Work to complete -> From the listing, collect all lines containing the word "tentang".

[Start Records shown]

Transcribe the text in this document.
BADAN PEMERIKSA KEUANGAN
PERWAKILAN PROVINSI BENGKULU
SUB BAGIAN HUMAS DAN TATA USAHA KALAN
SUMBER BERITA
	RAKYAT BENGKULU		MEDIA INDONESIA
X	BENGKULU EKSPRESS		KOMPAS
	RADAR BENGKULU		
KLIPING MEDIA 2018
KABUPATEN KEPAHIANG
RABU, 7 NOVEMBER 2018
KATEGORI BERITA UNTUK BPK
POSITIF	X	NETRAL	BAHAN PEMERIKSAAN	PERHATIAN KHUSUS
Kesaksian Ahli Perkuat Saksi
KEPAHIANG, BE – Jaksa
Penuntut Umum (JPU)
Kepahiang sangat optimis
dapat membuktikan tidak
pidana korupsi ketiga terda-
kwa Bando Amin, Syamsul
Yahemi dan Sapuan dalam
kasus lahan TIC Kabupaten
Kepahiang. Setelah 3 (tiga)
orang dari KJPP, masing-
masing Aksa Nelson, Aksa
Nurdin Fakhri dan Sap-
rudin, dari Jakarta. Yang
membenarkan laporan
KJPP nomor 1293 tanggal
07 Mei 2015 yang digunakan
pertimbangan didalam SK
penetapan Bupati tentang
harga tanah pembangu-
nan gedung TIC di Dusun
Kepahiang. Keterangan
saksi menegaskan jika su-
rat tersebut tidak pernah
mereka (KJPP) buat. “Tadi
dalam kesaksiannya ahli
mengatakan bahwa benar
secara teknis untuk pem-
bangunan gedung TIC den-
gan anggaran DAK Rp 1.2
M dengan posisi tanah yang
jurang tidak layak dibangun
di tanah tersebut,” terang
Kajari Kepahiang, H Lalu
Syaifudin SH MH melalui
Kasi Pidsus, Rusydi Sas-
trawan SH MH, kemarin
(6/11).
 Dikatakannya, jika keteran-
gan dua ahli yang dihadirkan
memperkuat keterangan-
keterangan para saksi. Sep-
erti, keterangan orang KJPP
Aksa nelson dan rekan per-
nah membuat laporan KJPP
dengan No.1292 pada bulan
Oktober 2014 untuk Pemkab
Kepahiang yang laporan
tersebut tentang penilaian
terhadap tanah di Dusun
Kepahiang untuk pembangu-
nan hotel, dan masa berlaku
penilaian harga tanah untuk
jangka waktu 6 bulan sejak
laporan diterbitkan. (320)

[End Records shown]

Worked solution ->
penetapan Bupati tentang
tersebut tentang penilaian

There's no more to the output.